>> Begin SOURCE MATERIAL

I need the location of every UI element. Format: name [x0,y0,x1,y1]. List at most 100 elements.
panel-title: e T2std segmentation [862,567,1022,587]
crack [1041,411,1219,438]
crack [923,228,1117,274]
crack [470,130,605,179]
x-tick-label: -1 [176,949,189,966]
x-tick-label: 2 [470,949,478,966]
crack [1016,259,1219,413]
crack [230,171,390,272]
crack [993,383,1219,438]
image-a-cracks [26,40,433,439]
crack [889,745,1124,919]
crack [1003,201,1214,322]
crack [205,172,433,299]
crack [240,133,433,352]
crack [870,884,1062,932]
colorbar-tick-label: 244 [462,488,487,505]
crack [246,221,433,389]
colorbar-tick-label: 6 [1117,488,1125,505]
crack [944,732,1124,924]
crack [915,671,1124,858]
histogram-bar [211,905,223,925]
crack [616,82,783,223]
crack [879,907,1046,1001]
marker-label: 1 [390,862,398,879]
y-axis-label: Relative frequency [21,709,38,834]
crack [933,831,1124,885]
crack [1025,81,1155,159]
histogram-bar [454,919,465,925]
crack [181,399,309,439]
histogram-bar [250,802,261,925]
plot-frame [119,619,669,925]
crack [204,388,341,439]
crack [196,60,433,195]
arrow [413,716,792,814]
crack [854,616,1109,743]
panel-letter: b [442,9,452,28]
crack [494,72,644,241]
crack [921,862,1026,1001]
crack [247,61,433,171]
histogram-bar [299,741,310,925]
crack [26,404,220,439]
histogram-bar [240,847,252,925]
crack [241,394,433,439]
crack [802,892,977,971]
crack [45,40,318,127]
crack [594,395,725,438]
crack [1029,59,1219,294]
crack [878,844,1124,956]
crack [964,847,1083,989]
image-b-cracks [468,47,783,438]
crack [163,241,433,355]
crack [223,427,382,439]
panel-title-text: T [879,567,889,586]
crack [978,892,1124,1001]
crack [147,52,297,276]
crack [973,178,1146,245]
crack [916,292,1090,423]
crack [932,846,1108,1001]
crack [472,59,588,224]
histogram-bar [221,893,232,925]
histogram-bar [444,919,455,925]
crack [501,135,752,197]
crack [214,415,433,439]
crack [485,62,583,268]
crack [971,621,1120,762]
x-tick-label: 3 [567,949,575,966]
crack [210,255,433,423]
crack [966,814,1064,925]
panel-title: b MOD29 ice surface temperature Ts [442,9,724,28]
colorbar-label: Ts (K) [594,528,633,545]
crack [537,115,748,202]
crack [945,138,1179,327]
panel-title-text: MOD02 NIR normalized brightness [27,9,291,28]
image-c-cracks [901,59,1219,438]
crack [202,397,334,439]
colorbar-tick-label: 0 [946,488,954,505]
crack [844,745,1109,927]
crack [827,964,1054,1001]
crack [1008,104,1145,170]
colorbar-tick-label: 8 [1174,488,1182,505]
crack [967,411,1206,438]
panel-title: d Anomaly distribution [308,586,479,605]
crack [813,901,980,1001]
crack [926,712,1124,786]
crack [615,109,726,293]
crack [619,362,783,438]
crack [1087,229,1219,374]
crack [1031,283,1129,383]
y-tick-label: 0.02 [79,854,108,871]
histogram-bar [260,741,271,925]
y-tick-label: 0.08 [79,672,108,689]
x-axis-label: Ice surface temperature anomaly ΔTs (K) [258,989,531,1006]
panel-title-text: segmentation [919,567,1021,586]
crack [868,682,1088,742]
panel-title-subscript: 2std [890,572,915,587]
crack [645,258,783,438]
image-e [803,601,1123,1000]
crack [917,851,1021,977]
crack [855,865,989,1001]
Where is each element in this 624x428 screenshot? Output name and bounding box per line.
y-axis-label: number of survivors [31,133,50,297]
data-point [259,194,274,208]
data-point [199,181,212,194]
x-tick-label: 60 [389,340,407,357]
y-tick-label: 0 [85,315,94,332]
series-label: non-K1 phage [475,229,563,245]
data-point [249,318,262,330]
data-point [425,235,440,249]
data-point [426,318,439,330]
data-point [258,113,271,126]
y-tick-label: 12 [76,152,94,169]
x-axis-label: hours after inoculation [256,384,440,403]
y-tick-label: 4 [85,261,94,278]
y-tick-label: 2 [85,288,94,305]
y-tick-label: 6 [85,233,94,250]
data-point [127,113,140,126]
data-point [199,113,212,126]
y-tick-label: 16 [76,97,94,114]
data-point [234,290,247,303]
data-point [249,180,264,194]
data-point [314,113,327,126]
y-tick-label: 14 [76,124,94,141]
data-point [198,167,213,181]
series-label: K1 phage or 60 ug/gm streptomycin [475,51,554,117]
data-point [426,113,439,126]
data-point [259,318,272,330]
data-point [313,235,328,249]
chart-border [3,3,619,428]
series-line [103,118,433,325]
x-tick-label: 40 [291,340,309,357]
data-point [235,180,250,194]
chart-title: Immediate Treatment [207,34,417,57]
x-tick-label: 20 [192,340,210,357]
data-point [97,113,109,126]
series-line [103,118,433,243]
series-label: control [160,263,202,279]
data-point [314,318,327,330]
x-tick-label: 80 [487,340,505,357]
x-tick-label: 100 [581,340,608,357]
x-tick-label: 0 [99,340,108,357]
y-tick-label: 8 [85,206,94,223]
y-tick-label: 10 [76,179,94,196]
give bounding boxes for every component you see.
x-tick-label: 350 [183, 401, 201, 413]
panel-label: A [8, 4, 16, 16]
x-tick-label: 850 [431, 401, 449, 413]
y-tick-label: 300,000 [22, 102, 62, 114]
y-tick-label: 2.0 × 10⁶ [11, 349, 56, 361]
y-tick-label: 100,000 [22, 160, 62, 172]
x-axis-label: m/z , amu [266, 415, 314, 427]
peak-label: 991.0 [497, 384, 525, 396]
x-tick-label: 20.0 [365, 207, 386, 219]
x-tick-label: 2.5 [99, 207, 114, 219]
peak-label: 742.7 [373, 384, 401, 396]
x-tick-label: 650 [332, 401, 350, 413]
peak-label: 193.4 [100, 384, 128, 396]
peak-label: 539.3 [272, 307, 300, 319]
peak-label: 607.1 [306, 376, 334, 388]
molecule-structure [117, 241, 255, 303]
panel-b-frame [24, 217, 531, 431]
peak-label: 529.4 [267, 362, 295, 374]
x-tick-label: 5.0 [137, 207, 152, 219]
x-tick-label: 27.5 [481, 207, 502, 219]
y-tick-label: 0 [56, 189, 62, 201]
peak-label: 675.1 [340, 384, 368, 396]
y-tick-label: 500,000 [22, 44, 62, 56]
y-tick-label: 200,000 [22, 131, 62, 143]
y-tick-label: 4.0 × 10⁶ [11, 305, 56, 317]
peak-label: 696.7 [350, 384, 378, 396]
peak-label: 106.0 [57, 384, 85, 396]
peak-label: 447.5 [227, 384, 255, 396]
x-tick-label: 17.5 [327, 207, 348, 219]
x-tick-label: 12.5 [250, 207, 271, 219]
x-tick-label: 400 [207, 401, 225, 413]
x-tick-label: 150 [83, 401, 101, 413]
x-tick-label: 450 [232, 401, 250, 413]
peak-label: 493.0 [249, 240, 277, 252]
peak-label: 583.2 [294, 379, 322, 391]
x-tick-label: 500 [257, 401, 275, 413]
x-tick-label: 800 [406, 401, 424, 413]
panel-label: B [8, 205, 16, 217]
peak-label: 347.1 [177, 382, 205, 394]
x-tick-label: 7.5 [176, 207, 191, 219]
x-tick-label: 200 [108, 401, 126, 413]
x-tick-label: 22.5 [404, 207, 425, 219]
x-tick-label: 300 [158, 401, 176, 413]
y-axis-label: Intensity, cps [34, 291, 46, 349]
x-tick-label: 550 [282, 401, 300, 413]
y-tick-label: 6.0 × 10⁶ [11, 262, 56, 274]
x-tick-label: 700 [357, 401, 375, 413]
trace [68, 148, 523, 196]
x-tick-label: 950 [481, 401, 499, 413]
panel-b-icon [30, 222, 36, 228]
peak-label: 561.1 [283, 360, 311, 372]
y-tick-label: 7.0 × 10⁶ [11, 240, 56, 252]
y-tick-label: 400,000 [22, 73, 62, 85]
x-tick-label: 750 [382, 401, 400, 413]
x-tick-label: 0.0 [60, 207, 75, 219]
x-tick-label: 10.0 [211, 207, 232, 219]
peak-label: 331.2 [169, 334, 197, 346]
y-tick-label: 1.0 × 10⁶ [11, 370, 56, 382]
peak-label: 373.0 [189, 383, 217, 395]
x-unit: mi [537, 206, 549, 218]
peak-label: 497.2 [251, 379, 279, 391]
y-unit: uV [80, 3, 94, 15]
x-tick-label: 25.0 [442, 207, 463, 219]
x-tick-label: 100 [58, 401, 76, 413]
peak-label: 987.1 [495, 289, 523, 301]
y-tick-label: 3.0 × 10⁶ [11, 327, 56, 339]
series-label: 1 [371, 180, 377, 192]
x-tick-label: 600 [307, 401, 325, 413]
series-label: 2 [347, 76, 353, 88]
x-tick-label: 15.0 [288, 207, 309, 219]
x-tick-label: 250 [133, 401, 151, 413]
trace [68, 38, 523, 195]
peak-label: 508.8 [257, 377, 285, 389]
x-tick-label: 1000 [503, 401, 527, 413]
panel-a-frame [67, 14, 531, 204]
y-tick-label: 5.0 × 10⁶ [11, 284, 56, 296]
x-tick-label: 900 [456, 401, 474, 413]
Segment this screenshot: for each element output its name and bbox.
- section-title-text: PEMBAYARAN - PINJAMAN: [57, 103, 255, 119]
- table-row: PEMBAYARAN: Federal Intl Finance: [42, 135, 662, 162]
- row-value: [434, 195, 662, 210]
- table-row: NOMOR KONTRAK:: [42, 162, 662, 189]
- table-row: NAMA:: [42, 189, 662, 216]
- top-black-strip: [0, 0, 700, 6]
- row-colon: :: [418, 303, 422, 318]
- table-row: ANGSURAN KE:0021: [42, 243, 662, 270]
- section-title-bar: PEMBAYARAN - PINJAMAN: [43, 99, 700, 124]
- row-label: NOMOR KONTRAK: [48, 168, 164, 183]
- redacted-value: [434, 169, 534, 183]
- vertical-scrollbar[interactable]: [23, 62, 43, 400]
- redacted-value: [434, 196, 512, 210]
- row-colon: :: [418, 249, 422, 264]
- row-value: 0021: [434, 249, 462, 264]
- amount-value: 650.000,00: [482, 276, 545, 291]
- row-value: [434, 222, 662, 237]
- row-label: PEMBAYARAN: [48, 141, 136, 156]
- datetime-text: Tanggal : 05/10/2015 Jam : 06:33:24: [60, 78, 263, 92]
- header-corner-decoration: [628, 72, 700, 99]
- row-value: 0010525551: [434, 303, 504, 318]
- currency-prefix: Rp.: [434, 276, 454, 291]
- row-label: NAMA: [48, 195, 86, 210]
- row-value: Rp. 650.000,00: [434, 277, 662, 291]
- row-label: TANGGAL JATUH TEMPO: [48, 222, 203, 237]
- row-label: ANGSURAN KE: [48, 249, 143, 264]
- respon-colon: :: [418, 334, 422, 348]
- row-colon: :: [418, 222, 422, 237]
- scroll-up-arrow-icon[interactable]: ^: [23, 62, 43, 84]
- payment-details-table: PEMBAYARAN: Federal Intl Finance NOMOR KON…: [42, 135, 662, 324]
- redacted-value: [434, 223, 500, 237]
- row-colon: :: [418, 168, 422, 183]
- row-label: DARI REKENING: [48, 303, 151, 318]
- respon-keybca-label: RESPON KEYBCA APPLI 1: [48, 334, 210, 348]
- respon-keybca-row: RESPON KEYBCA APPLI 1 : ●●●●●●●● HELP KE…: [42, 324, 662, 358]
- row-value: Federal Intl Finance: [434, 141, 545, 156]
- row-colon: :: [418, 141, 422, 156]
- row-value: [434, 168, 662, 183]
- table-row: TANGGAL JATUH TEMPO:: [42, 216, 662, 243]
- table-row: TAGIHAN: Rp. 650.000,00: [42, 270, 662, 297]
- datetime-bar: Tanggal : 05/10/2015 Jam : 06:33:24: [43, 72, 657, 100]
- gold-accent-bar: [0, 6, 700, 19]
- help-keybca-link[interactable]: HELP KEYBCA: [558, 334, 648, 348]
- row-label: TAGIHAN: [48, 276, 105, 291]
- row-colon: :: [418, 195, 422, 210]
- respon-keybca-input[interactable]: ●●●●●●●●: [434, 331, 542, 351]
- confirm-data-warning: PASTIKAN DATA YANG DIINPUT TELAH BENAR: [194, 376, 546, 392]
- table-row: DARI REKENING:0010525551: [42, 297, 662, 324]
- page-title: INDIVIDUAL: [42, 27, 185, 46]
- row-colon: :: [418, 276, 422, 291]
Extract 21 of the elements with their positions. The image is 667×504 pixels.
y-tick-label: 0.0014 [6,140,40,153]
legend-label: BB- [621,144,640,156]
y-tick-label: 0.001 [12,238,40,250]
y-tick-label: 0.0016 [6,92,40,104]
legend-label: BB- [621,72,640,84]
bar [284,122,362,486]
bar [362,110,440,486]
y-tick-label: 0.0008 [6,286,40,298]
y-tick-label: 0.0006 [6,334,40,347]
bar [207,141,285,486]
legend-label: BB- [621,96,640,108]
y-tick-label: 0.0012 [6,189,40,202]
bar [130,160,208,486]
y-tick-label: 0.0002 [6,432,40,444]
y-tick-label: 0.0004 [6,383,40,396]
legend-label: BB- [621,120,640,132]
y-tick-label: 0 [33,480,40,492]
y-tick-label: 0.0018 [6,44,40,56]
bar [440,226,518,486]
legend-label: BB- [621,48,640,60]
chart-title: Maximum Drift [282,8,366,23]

>> End SOURCE MATERIAL

* REQUIREMENT
Retype the listing word for word, from its first line down to and including the line that contains "crack [181,399,309,439]".

* TASK ANSWER
I need the location of every UI element. Format: name [x0,y0,x1,y1]. List at most 100 elements.
panel-title: e T2std segmentation [862,567,1022,587]
crack [1041,411,1219,438]
crack [923,228,1117,274]
crack [470,130,605,179]
x-tick-label: -1 [176,949,189,966]
x-tick-label: 2 [470,949,478,966]
crack [1016,259,1219,413]
crack [230,171,390,272]
crack [993,383,1219,438]
image-a-cracks [26,40,433,439]
crack [889,745,1124,919]
crack [1003,201,1214,322]
crack [205,172,433,299]
crack [240,133,433,352]
crack [870,884,1062,932]
colorbar-tick-label: 244 [462,488,487,505]
crack [246,221,433,389]
colorbar-tick-label: 6 [1117,488,1125,505]
crack [944,732,1124,924]
crack [915,671,1124,858]
histogram-bar [211,905,223,925]
crack [616,82,783,223]
crack [879,907,1046,1001]
marker-label: 1 [390,862,398,879]
y-axis-label: Relative frequency [21,709,38,834]
crack [933,831,1124,885]
crack [1025,81,1155,159]
histogram-bar [454,919,465,925]
crack [181,399,309,439]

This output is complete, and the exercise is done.